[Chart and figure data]

>> BEGIN

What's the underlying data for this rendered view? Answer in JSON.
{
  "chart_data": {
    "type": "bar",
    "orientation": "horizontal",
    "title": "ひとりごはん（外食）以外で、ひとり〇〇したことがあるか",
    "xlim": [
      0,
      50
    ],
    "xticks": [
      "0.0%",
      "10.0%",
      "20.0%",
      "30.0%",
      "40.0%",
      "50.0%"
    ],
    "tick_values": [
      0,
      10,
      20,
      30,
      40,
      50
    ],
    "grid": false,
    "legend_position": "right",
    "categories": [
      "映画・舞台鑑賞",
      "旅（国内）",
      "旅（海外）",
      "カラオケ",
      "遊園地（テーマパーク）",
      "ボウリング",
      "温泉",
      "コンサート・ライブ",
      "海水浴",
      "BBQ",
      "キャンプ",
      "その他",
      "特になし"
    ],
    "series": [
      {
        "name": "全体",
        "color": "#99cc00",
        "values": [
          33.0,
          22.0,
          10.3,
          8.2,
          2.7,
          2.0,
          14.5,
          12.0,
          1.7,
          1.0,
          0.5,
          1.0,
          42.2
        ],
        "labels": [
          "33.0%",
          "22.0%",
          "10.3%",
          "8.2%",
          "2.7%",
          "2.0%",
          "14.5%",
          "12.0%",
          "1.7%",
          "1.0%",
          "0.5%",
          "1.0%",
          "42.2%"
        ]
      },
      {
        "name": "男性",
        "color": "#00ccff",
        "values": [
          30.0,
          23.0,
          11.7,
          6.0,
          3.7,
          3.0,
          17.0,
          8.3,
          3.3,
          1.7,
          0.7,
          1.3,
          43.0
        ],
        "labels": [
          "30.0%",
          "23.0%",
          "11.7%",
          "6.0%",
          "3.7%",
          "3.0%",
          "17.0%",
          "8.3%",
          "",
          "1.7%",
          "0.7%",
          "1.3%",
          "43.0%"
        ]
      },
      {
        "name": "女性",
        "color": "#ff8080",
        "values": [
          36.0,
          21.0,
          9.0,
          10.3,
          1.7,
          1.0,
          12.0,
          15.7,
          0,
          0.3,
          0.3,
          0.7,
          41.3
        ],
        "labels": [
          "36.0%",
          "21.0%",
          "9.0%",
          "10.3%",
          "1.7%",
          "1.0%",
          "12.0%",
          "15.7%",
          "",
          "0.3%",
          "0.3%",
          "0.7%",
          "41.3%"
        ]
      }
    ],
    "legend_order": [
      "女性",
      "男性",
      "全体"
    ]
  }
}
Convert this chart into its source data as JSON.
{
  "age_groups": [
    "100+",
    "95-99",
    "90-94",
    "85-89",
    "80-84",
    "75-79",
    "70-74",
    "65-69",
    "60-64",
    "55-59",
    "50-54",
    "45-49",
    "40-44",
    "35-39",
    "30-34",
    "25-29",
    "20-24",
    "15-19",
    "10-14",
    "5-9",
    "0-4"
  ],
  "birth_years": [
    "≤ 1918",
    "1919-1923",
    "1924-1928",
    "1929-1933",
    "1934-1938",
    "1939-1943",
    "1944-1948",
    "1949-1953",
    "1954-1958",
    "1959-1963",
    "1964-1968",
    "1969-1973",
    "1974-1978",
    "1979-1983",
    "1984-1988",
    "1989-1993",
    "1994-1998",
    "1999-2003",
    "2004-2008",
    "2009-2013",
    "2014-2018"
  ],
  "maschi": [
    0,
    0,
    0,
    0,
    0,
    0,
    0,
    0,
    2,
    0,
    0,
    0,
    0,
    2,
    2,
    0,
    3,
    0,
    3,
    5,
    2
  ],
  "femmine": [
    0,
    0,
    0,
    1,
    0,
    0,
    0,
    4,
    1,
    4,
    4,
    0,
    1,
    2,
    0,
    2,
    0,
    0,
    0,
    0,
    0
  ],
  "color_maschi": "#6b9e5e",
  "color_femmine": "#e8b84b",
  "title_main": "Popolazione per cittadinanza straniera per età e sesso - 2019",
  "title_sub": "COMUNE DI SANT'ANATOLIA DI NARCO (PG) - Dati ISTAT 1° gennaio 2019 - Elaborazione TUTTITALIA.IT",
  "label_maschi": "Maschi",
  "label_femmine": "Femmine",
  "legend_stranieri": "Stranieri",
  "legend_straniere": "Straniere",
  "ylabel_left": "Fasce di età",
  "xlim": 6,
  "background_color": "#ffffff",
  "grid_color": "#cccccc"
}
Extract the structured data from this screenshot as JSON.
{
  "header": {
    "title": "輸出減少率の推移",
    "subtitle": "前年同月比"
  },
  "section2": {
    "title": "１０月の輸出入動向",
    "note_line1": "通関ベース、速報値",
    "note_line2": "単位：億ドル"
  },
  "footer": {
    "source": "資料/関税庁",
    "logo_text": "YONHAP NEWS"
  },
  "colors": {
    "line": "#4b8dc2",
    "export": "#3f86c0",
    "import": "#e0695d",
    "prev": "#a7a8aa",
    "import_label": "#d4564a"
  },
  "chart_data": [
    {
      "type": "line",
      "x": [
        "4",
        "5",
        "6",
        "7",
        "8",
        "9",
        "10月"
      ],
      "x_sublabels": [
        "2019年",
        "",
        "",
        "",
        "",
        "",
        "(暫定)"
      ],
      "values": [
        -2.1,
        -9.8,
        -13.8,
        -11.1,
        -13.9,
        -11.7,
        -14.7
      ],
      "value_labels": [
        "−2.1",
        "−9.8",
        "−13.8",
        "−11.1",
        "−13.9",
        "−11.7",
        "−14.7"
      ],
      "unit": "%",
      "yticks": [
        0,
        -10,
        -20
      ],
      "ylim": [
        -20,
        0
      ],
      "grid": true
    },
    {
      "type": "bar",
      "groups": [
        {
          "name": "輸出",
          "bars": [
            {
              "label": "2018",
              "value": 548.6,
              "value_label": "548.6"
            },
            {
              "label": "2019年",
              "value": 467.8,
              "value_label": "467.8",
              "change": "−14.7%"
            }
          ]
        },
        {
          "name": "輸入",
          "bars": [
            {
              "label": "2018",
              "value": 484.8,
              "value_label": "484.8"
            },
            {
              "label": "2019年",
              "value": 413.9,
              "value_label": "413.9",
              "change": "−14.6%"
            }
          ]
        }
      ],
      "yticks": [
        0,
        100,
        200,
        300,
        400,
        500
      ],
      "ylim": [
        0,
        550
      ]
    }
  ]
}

>> END

Given request
Using the data above, reproduce every line exactly.

Correct result
What's the underlying data for this rendered view? Answer in JSON.
{
  "chart_data": {
    "type": "bar",
    "orientation": "horizontal",
    "title": "ひとりごはん（外食）以外で、ひとり〇〇したことがあるか",
    "xlim": [
      0,
      50
    ],
    "xticks": [
      "0.0%",
      "10.0%",
      "20.0%",
      "30.0%",
      "40.0%",
      "50.0%"
    ],
    "tick_values": [
      0,
      10,
      20,
      30,
      40,
      50
    ],
    "grid": false,
    "legend_position": "right",
    "categories": [
      "映画・舞台鑑賞",
      "旅（国内）",
      "旅（海外）",
      "カラオケ",
      "遊園地（テーマパーク）",
      "ボウリング",
      "温泉",
      "コンサート・ライブ",
      "海水浴",
      "BBQ",
      "キャンプ",
      "その他",
      "特になし"
    ],
    "series": [
      {
        "name": "全体",
        "color": "#99cc00",
        "values": [
          33.0,
          22.0,
          10.3,
          8.2,
          2.7,
          2.0,
          14.5,
          12.0,
          1.7,
          1.0,
          0.5,
          1.0,
          42.2
        ],
        "labels": [
          "33.0%",
          "22.0%",
          "10.3%",
          "8.2%",
          "2.7%",
          "2.0%",
          "14.5%",
          "12.0%",
          "1.7%",
          "1.0%",
          "0.5%",
          "1.0%",
          "42.2%"
        ]
      },
      {
        "name": "男性",
        "color": "#00ccff",
        "values": [
          30.0,
          23.0,
          11.7,
          6.0,
          3.7,
          3.0,
          17.0,
          8.3,
          3.3,
          1.7,
          0.7,
          1.3,
          43.0
        ],
        "labels": [
          "30.0%",
          "23.0%",
          "11.7%",
          "6.0%",
          "3.7%",
          "3.0%",
          "17.0%",
          "8.3%",
          "",
          "1.7%",
          "0.7%",
          "1.3%",
          "43.0%"
        ]
      },
      {
        "name": "女性",
        "color": "#ff8080",
        "values": [
          36.0,
          21.0,
          9.0,
          10.3,
          1.7,
          1.0,
          12.0,
          15.7,
          0,
          0.3,
          0.3,
          0.7,
          41.3
        ],
        "labels": [
          "36.0%",
          "21.0%",
          "9.0%",
          "10.3%",
          "1.7%",
          "1.0%",
          "12.0%",
          "15.7%",
          "",
          "0.3%",
          "0.3%",
          "0.7%",
          "41.3%"
        ]
      }
    ],
    "legend_order": [
      "女性",
      "男性",
      "全体"
    ]
  }
}
Convert this chart into its source data as JSON.
{
  "age_groups": [
    "100+",
    "95-99",
    "90-94",
    "85-89",
    "80-84",
    "75-79",
    "70-74",
    "65-69",
    "60-64",
    "55-59",
    "50-54",
    "45-49",
    "40-44",
    "35-39",
    "30-34",
    "25-29",
    "20-24",
    "15-19",
    "10-14",
    "5-9",
    "0-4"
  ],
  "birth_years": [
    "≤ 1918",
    "1919-1923",
    "1924-1928",
    "1929-1933",
    "1934-1938",
    "1939-1943",
    "1944-1948",
    "1949-1953",
    "1954-1958",
    "1959-1963",
    "1964-1968",
    "1969-1973",
    "1974-1978",
    "1979-1983",
    "1984-1988",
    "1989-1993",
    "1994-1998",
    "1999-2003",
    "2004-2008",
    "2009-2013",
    "2014-2018"
  ],
  "maschi": [
    0,
    0,
    0,
    0,
    0,
    0,
    0,
    0,
    2,
    0,
    0,
    0,
    0,
    2,
    2,
    0,
    3,
    0,
    3,
    5,
    2
  ],
  "femmine": [
    0,
    0,
    0,
    1,
    0,
    0,
    0,
    4,
    1,
    4,
    4,
    0,
    1,
    2,
    0,
    2,
    0,
    0,
    0,
    0,
    0
  ],
  "color_maschi": "#6b9e5e",
  "color_femmine": "#e8b84b",
  "title_main": "Popolazione per cittadinanza straniera per età e sesso - 2019",
  "title_sub": "COMUNE DI SANT'ANATOLIA DI NARCO (PG) - Dati ISTAT 1° gennaio 2019 - Elaborazione TUTTITALIA.IT",
  "label_maschi": "Maschi",
  "label_femmine": "Femmine",
  "legend_stranieri": "Stranieri",
  "legend_straniere": "Straniere",
  "ylabel_left": "Fasce di età",
  "xlim": 6,
  "background_color": "#ffffff",
  "grid_color": "#cccccc"
}
Extract the structured data from this screenshot as JSON.
{
  "header": {
    "title": "輸出減少率の推移",
    "subtitle": "前年同月比"
  },
  "section2": {
    "title": "１０月の輸出入動向",
    "note_line1": "通関ベース、速報値",
    "note_line2": "単位：億ドル"
  },
  "footer": {
    "source": "資料/関税庁",
    "logo_text": "YONHAP NEWS"
  },
  "colors": {
    "line": "#4b8dc2",
    "export": "#3f86c0",
    "import": "#e0695d",
    "prev": "#a7a8aa",
    "import_label": "#d4564a"
  },
  "chart_data": [
    {
      "type": "line",
      "x": [
        "4",
        "5",
        "6",
        "7",
        "8",
        "9",
        "10月"
      ],
      "x_sublabels": [
        "2019年",
        "",
        "",
        "",
        "",
        "",
        "(暫定)"
      ],
      "values": [
        -2.1,
        -9.8,
        -13.8,
        -11.1,
        -13.9,
        -11.7,
        -14.7
      ],
      "value_labels": [
        "−2.1",
        "−9.8",
        "−13.8",
        "−11.1",
        "−13.9",
        "−11.7",
        "−14.7"
      ],
      "unit": "%",
      "yticks": [
        0,
        -10,
        -20
      ],
      "ylim": [
        -20,
        0
      ],
      "grid": true
    },
    {
      "type": "bar",
      "groups": [
        {
          "name": "輸出",
          "bars": [
            {
              "label": "2018",
              "value": 548.6,
              "value_label": "548.6"
            },
            {
              "label": "2019年",
              "value": 467.8,
              "value_label": "467.8",
              "change": "−14.7%"
            }
          ]
        },
        {
          "name": "輸入",
          "bars": [
            {
              "label": "2018",
              "value": 484.8,
              "value_label": "484.8"
            },
            {
              "label": "2019年",
              "value": 413.9,
              "value_label": "413.9",
              "change": "−14.6%"
            }
          ]
        }
      ],
      "yticks": [
        0,
        100,
        200,
        300,
        400,
        500
      ],
      "ylim": [
        0,
        550
      ]
    }
  ]
}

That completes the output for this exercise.